Records for this task:
--------------------------------------------------

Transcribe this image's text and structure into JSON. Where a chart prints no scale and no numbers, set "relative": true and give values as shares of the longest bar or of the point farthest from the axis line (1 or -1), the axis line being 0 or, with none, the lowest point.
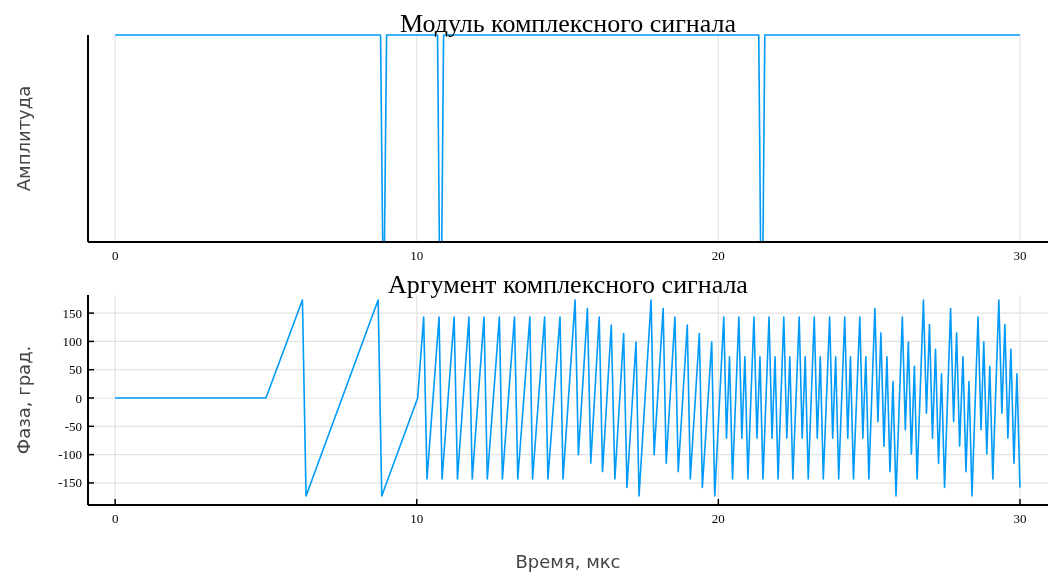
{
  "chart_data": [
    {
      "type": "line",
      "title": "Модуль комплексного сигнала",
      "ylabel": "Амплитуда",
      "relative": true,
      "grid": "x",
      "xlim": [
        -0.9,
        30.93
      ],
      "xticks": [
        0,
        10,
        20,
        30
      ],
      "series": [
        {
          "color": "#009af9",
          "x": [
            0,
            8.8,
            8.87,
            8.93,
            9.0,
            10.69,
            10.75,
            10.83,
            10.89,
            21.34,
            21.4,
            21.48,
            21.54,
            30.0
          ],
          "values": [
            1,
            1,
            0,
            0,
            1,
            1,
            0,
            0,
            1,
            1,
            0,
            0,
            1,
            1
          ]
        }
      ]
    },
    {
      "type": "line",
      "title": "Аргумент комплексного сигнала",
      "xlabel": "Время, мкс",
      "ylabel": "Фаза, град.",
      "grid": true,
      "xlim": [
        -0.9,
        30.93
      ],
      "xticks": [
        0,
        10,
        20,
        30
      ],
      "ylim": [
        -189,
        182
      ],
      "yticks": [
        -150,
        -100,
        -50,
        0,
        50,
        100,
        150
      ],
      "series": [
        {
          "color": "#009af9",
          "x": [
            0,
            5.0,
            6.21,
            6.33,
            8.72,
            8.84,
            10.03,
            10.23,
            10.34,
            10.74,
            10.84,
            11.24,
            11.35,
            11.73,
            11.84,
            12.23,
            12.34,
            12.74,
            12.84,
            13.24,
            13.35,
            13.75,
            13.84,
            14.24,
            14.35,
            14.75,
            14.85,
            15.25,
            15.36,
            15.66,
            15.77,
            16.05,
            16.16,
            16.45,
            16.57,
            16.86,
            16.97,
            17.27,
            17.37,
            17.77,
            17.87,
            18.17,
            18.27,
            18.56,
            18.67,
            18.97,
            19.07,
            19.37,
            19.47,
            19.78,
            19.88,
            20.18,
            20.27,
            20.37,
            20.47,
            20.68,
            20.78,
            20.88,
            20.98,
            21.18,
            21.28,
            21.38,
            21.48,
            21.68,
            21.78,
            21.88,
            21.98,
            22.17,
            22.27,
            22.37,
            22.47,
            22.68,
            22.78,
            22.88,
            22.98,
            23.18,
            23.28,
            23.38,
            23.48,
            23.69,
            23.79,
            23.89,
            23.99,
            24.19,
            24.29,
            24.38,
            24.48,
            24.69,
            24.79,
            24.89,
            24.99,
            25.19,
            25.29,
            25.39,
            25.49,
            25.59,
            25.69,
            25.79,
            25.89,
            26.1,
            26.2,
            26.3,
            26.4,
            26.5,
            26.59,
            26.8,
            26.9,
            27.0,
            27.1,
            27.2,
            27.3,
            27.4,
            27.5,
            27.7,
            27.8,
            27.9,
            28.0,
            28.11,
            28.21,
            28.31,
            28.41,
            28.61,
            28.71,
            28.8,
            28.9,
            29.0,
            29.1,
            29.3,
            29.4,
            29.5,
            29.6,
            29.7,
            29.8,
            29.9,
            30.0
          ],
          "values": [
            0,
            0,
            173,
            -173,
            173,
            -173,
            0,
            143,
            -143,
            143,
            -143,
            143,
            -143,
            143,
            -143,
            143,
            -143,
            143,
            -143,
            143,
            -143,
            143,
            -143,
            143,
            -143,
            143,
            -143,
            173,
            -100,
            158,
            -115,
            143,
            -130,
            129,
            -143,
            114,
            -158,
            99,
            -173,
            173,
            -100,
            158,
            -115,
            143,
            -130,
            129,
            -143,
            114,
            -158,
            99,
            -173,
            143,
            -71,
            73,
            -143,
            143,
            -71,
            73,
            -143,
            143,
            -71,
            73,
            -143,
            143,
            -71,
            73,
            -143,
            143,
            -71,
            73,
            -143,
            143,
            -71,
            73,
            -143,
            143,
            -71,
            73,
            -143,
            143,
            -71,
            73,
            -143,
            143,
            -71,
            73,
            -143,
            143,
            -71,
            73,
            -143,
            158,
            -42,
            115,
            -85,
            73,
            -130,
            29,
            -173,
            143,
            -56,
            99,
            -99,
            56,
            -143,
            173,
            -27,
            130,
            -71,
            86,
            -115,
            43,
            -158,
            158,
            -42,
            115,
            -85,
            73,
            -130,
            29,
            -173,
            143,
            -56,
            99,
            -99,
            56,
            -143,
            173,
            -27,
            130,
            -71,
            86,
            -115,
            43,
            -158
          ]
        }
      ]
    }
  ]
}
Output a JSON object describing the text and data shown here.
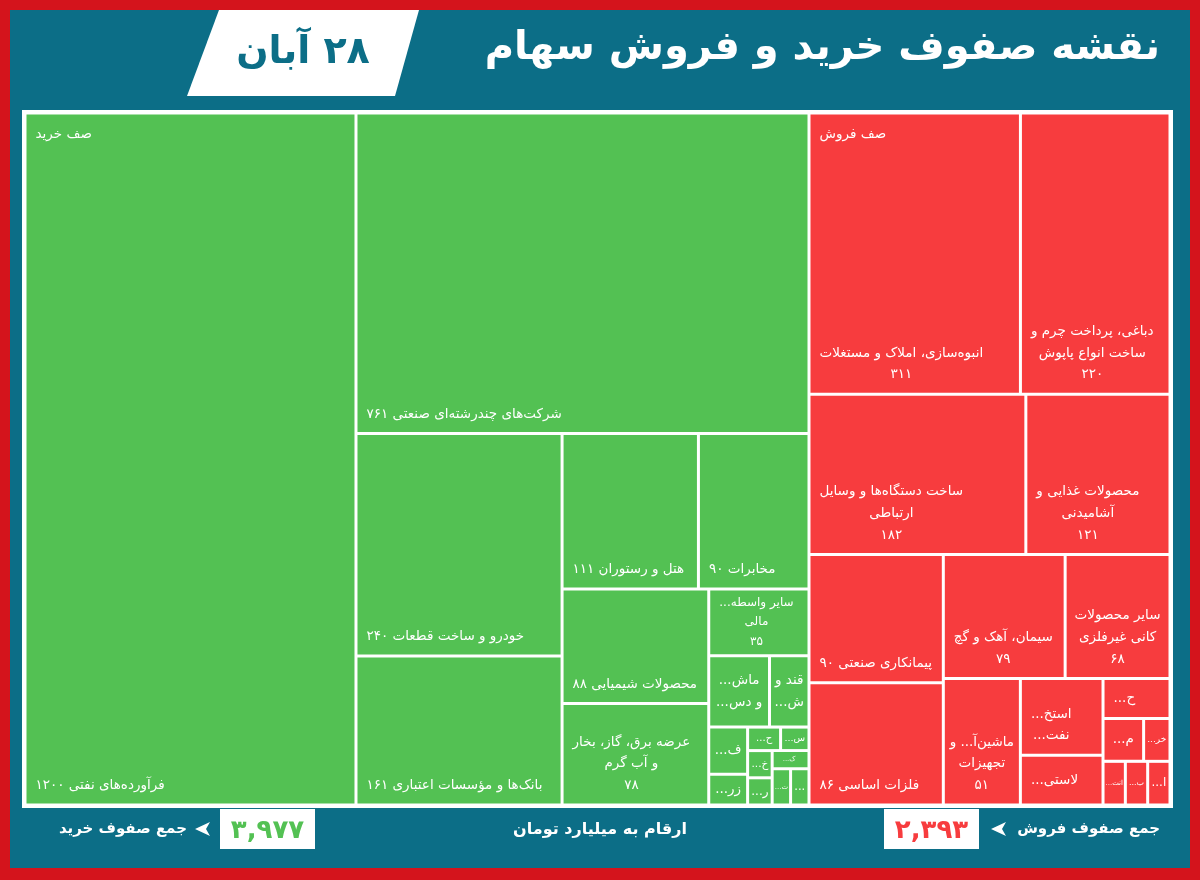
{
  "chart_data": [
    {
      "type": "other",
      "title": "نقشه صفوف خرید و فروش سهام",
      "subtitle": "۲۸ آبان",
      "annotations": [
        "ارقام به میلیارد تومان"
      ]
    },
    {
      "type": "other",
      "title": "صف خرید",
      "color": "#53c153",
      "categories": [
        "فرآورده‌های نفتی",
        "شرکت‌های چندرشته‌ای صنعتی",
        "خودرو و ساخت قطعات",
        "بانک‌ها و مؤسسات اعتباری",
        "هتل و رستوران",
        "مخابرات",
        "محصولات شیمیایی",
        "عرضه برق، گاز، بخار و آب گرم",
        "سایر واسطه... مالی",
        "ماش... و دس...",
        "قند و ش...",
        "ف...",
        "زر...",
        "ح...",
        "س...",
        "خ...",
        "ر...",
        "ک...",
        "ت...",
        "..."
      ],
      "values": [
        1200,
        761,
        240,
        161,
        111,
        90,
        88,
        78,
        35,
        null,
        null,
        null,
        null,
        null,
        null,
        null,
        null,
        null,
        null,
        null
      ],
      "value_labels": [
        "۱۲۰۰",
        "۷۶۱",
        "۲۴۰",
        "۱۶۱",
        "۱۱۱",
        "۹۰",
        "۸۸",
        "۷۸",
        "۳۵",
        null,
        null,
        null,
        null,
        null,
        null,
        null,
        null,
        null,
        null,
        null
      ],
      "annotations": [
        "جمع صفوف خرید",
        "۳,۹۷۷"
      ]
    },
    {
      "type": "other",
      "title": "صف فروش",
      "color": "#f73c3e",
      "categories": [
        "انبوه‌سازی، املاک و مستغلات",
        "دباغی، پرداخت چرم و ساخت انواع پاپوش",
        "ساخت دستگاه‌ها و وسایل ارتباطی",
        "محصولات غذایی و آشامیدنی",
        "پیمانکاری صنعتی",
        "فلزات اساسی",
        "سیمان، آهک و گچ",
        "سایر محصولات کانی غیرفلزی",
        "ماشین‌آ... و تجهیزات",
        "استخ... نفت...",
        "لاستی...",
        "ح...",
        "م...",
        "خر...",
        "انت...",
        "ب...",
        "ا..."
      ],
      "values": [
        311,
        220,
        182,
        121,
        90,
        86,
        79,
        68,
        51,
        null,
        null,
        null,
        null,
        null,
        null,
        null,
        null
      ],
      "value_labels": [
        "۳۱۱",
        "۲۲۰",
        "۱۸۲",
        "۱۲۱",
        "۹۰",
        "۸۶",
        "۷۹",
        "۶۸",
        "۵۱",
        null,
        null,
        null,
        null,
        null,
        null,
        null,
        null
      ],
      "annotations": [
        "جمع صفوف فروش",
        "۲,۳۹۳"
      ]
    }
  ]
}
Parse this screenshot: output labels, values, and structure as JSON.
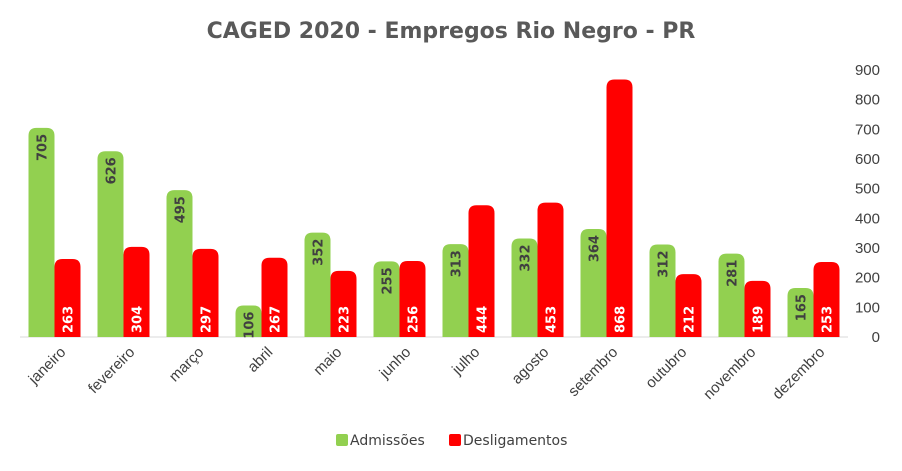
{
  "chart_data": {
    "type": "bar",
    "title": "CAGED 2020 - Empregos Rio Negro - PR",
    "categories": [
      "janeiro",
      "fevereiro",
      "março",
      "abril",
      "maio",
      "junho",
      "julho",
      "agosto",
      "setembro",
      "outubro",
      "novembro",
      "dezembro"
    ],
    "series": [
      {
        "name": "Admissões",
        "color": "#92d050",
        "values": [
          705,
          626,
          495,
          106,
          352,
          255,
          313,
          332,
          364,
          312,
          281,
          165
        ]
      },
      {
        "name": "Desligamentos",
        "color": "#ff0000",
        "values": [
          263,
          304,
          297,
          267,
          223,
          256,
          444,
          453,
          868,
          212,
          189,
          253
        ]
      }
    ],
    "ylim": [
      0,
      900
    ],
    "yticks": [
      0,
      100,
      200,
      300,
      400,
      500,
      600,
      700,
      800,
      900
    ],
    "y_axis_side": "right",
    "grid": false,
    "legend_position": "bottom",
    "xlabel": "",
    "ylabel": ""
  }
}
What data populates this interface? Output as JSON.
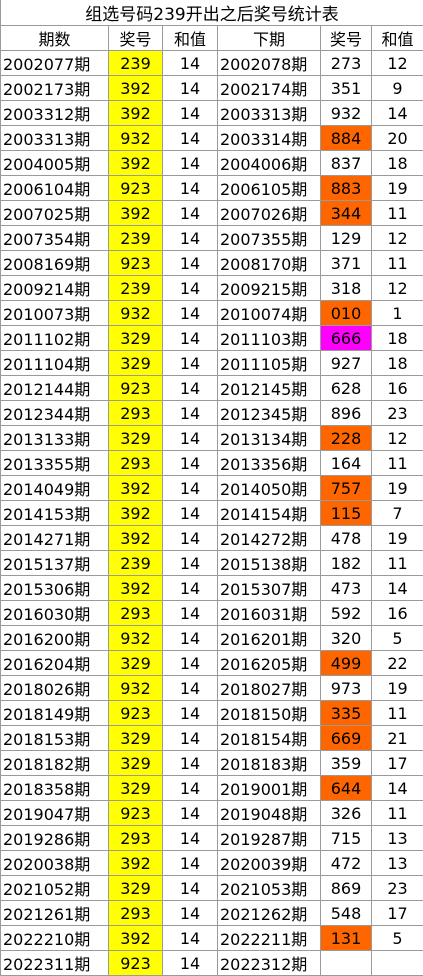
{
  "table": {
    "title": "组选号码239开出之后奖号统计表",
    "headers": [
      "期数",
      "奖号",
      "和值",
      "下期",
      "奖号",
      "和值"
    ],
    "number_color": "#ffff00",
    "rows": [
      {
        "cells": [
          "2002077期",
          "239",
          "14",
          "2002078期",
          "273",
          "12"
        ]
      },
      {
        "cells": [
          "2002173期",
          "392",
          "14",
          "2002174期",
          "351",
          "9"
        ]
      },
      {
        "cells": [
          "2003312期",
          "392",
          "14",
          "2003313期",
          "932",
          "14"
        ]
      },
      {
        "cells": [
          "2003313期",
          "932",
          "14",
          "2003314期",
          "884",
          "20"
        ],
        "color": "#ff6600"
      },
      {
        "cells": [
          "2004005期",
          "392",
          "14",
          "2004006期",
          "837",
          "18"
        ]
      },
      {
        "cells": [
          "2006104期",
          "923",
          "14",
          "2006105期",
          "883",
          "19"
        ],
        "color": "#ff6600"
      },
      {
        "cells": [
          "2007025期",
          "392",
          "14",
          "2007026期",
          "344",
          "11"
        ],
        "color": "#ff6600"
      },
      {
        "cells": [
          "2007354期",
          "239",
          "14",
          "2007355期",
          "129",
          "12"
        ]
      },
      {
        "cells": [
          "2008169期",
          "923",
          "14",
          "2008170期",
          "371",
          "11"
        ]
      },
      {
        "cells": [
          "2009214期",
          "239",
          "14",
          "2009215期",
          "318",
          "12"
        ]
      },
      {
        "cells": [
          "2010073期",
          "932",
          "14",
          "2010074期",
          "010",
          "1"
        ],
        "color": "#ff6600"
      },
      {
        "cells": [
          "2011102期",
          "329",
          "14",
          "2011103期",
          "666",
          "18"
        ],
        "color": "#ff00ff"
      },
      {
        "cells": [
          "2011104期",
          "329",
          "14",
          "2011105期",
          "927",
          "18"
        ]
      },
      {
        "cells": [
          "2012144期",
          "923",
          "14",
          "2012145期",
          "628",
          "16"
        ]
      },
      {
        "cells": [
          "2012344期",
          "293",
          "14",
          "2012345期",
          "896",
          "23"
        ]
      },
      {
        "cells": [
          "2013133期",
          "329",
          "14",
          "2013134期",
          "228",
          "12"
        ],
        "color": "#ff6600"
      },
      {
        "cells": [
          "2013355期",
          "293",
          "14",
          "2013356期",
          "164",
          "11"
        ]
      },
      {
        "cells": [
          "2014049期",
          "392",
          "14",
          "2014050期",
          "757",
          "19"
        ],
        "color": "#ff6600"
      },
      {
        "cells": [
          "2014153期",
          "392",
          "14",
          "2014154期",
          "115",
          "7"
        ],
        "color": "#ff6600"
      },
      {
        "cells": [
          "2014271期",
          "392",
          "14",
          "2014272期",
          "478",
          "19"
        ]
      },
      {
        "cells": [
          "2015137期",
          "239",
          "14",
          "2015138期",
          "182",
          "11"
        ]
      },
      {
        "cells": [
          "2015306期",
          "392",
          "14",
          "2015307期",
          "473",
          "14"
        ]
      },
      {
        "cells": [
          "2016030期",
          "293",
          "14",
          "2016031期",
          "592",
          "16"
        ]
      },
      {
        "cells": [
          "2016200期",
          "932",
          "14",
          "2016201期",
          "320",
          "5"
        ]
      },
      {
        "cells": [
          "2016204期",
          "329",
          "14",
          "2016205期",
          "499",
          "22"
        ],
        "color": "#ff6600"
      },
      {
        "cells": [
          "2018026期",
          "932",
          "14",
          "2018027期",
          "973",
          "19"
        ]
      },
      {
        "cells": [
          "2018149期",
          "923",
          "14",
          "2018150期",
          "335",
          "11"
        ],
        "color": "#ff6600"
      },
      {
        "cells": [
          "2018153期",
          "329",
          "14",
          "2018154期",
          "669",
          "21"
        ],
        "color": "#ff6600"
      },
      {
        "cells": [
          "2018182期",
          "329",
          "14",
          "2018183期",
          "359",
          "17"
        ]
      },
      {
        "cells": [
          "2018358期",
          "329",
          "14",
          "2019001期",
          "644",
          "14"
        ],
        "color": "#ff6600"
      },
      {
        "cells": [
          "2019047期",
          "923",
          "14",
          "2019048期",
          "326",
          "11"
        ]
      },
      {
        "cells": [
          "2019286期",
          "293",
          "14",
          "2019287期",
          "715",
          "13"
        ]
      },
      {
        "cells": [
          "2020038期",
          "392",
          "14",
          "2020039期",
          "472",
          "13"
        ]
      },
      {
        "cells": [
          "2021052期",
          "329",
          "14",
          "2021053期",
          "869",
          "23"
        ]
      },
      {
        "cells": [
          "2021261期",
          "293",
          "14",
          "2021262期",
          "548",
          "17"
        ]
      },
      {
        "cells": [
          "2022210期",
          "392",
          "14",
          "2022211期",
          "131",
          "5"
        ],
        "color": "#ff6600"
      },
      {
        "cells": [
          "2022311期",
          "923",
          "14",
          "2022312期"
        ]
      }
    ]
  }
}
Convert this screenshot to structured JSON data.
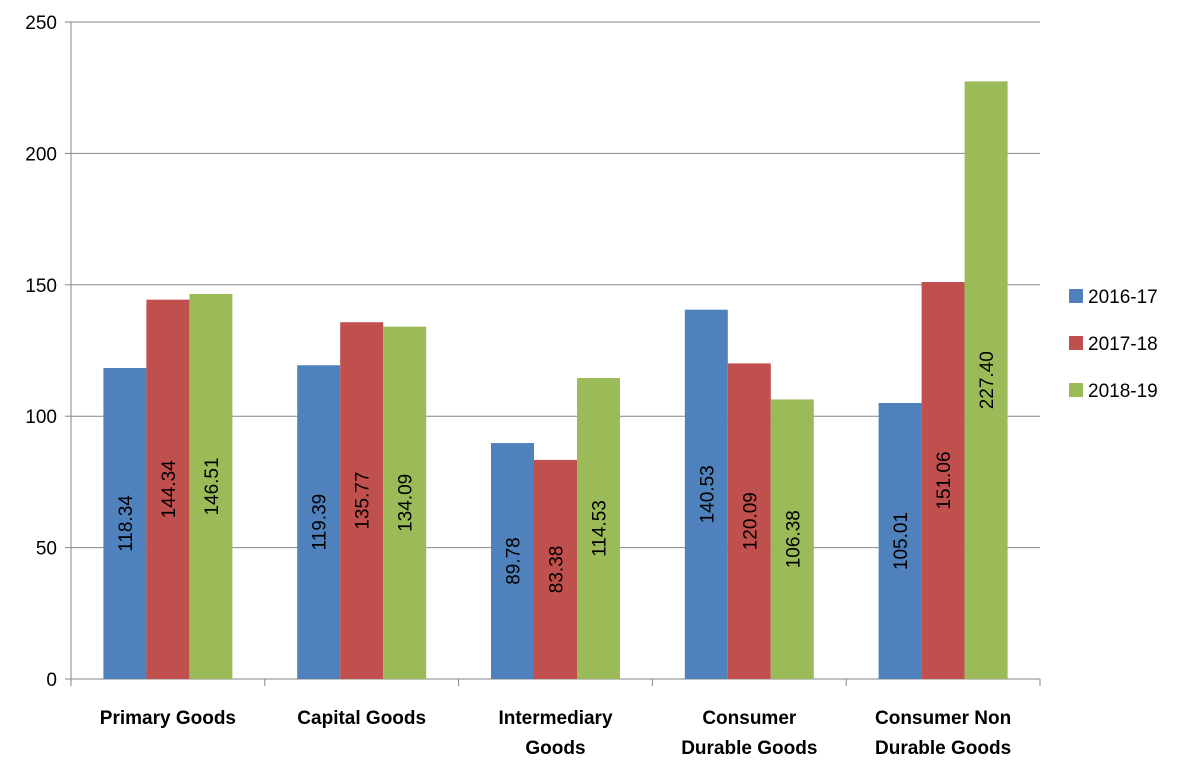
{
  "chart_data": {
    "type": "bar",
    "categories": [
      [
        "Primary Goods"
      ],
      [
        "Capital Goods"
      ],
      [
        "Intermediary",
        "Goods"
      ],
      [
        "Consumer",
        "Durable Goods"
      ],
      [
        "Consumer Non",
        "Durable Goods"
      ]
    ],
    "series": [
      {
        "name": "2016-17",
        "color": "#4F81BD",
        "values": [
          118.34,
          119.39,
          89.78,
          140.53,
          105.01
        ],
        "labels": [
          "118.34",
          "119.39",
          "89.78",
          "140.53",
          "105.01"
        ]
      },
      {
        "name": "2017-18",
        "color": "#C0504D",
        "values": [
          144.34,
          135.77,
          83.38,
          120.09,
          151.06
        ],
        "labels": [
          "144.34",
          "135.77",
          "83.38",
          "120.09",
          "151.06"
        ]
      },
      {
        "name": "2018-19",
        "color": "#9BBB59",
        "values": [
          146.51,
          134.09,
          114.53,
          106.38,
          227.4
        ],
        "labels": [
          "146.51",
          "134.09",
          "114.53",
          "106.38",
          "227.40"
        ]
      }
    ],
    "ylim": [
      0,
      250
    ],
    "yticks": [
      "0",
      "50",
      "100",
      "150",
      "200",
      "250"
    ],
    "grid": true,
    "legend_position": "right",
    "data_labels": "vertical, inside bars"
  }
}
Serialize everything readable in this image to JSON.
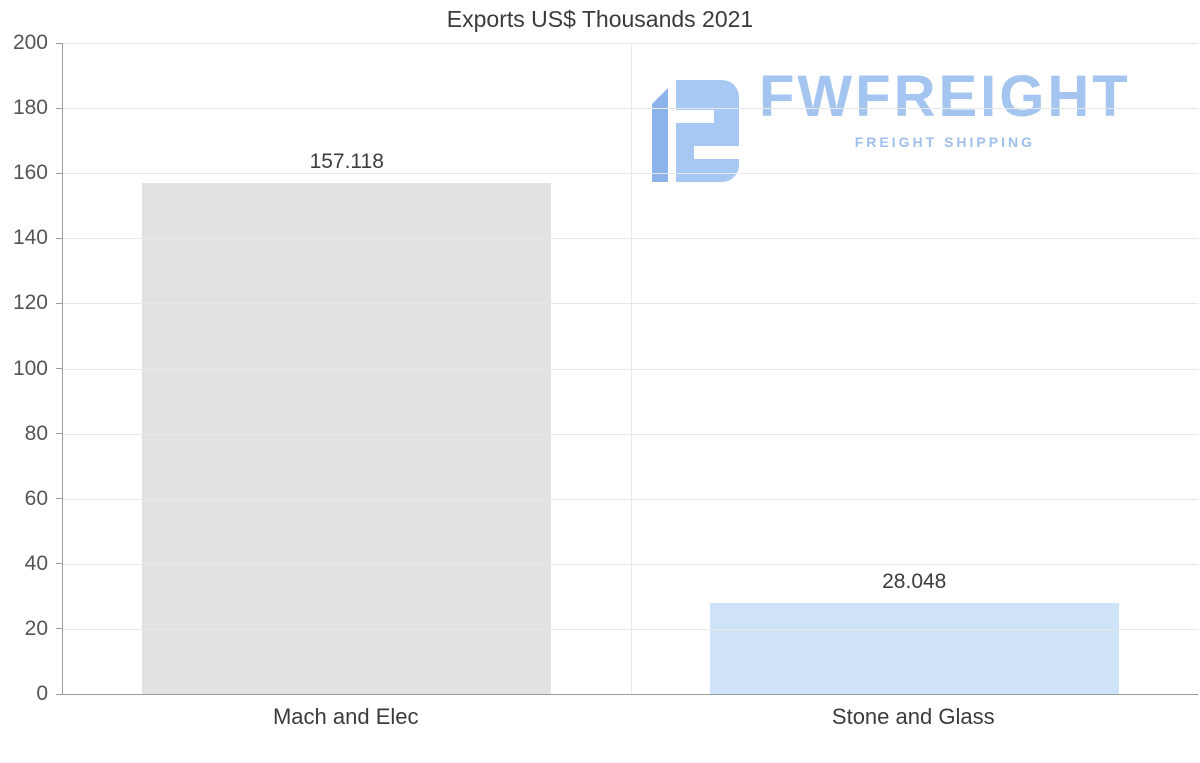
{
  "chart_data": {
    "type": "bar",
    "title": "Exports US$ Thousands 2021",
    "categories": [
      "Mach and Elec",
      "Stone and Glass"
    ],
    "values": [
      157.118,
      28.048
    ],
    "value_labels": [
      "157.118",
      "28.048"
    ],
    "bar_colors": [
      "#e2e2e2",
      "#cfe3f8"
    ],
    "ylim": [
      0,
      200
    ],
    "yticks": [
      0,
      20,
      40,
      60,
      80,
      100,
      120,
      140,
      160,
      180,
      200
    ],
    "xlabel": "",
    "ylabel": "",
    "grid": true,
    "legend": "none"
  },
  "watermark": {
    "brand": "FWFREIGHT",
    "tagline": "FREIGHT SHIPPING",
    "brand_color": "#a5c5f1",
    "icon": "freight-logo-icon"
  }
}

--------------------------------------------------

Written exercise:
Here the job is to quote the lines from the one with "Serialize everything readable" through the end of the material, both included, exactly; please skip the pictures.

Answer to the task:
Serialize everything readable in this image to JSON.
{
  "chart_data": {
    "type": "bar",
    "title": "Exports US$ Thousands 2021",
    "categories": [
      "Mach and Elec",
      "Stone and Glass"
    ],
    "values": [
      157.118,
      28.048
    ],
    "value_labels": [
      "157.118",
      "28.048"
    ],
    "bar_colors": [
      "#e2e2e2",
      "#cfe3f8"
    ],
    "ylim": [
      0,
      200
    ],
    "yticks": [
      0,
      20,
      40,
      60,
      80,
      100,
      120,
      140,
      160,
      180,
      200
    ],
    "xlabel": "",
    "ylabel": "",
    "grid": true,
    "legend": "none"
  },
  "watermark": {
    "brand": "FWFREIGHT",
    "tagline": "FREIGHT SHIPPING",
    "brand_color": "#a5c5f1",
    "icon": "freight-logo-icon"
  }
}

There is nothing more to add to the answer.